• Exercise description
What follows is a set of records; restate each one word for word and drop the pictures.
— begin —
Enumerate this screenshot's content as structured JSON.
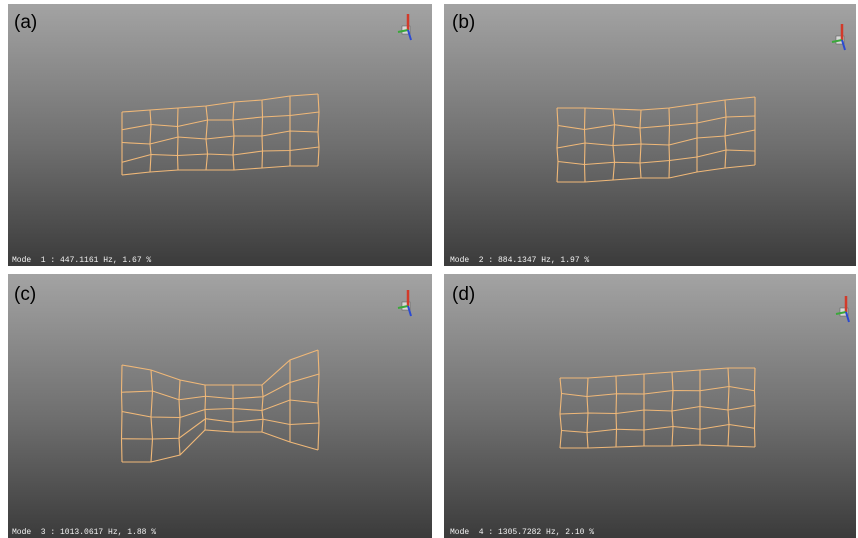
{
  "panels": [
    {
      "label": "(a)",
      "mode": "Mode  1 : 447.1161 Hz, 1.67 %"
    },
    {
      "label": "(b)",
      "mode": "Mode  2 : 884.1347 Hz, 1.97 %"
    },
    {
      "label": "(c)",
      "mode": "Mode  3 : 1013.0617 Hz, 1.88 %"
    },
    {
      "label": "(d)",
      "mode": "Mode  4 : 1305.7282 Hz, 2.10 %"
    }
  ]
}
— end —
• Written answer
Enumerate this screenshot's content as structured JSON.
{
  "panels": [
    {
      "label": "(a)",
      "mode": "Mode  1 : 447.1161 Hz, 1.67 %"
    },
    {
      "label": "(b)",
      "mode": "Mode  2 : 884.1347 Hz, 1.97 %"
    },
    {
      "label": "(c)",
      "mode": "Mode  3 : 1013.0617 Hz, 1.88 %"
    },
    {
      "label": "(d)",
      "mode": "Mode  4 : 1305.7282 Hz, 2.10 %"
    }
  ]
}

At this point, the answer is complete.